SUPPLIED DATA:

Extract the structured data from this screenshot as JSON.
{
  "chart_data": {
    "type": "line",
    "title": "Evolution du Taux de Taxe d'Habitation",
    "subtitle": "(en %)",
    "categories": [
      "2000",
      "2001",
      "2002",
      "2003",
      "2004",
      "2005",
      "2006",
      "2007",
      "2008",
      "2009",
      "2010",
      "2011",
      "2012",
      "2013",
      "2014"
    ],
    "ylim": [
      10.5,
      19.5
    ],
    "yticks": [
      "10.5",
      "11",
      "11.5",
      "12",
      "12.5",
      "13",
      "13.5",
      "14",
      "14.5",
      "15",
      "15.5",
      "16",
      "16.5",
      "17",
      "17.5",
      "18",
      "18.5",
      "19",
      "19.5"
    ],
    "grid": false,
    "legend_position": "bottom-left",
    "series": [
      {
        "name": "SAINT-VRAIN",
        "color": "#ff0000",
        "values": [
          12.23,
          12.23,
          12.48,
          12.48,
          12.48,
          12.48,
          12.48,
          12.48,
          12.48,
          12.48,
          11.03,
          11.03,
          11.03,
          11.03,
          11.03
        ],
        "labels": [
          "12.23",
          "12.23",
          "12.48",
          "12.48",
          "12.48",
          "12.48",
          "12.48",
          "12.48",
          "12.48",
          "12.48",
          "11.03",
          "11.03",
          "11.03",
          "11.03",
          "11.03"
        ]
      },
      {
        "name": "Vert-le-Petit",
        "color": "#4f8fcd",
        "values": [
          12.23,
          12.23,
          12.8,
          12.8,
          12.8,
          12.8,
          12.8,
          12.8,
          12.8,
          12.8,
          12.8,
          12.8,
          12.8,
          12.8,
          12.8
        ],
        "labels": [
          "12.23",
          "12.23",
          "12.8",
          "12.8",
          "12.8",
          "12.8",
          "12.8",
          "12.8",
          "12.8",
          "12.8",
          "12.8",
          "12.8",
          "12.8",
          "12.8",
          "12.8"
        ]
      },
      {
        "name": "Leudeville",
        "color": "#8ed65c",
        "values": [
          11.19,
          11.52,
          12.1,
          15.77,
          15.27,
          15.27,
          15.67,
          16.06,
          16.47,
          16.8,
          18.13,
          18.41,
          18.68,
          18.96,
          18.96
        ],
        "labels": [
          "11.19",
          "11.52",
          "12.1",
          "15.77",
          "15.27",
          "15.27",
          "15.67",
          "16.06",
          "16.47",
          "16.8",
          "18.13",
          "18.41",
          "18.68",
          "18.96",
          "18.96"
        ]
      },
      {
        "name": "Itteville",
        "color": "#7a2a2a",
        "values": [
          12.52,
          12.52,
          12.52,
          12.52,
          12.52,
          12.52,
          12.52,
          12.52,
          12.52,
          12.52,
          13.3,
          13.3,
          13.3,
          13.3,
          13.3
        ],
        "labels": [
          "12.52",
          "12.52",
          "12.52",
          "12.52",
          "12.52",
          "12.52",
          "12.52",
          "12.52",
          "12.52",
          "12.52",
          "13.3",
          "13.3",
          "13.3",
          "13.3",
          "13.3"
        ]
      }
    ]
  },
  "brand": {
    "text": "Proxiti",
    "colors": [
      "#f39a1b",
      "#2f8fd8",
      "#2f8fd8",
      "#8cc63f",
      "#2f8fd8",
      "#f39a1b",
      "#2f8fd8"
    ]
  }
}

WHAT IS REQUIRED: From the listing above, extract all records word for word.

SOLUTION:
Extract the structured data from this screenshot as JSON.
{
  "chart_data": {
    "type": "line",
    "title": "Evolution du Taux de Taxe d'Habitation",
    "subtitle": "(en %)",
    "categories": [
      "2000",
      "2001",
      "2002",
      "2003",
      "2004",
      "2005",
      "2006",
      "2007",
      "2008",
      "2009",
      "2010",
      "2011",
      "2012",
      "2013",
      "2014"
    ],
    "ylim": [
      10.5,
      19.5
    ],
    "yticks": [
      "10.5",
      "11",
      "11.5",
      "12",
      "12.5",
      "13",
      "13.5",
      "14",
      "14.5",
      "15",
      "15.5",
      "16",
      "16.5",
      "17",
      "17.5",
      "18",
      "18.5",
      "19",
      "19.5"
    ],
    "grid": false,
    "legend_position": "bottom-left",
    "series": [
      {
        "name": "SAINT-VRAIN",
        "color": "#ff0000",
        "values": [
          12.23,
          12.23,
          12.48,
          12.48,
          12.48,
          12.48,
          12.48,
          12.48,
          12.48,
          12.48,
          11.03,
          11.03,
          11.03,
          11.03,
          11.03
        ],
        "labels": [
          "12.23",
          "12.23",
          "12.48",
          "12.48",
          "12.48",
          "12.48",
          "12.48",
          "12.48",
          "12.48",
          "12.48",
          "11.03",
          "11.03",
          "11.03",
          "11.03",
          "11.03"
        ]
      },
      {
        "name": "Vert-le-Petit",
        "color": "#4f8fcd",
        "values": [
          12.23,
          12.23,
          12.8,
          12.8,
          12.8,
          12.8,
          12.8,
          12.8,
          12.8,
          12.8,
          12.8,
          12.8,
          12.8,
          12.8,
          12.8
        ],
        "labels": [
          "12.23",
          "12.23",
          "12.8",
          "12.8",
          "12.8",
          "12.8",
          "12.8",
          "12.8",
          "12.8",
          "12.8",
          "12.8",
          "12.8",
          "12.8",
          "12.8",
          "12.8"
        ]
      },
      {
        "name": "Leudeville",
        "color": "#8ed65c",
        "values": [
          11.19,
          11.52,
          12.1,
          15.77,
          15.27,
          15.27,
          15.67,
          16.06,
          16.47,
          16.8,
          18.13,
          18.41,
          18.68,
          18.96,
          18.96
        ],
        "labels": [
          "11.19",
          "11.52",
          "12.1",
          "15.77",
          "15.27",
          "15.27",
          "15.67",
          "16.06",
          "16.47",
          "16.8",
          "18.13",
          "18.41",
          "18.68",
          "18.96",
          "18.96"
        ]
      },
      {
        "name": "Itteville",
        "color": "#7a2a2a",
        "values": [
          12.52,
          12.52,
          12.52,
          12.52,
          12.52,
          12.52,
          12.52,
          12.52,
          12.52,
          12.52,
          13.3,
          13.3,
          13.3,
          13.3,
          13.3
        ],
        "labels": [
          "12.52",
          "12.52",
          "12.52",
          "12.52",
          "12.52",
          "12.52",
          "12.52",
          "12.52",
          "12.52",
          "12.52",
          "13.3",
          "13.3",
          "13.3",
          "13.3",
          "13.3"
        ]
      }
    ]
  },
  "brand": {
    "text": "Proxiti",
    "colors": [
      "#f39a1b",
      "#2f8fd8",
      "#2f8fd8",
      "#8cc63f",
      "#2f8fd8",
      "#f39a1b",
      "#2f8fd8"
    ]
  }
}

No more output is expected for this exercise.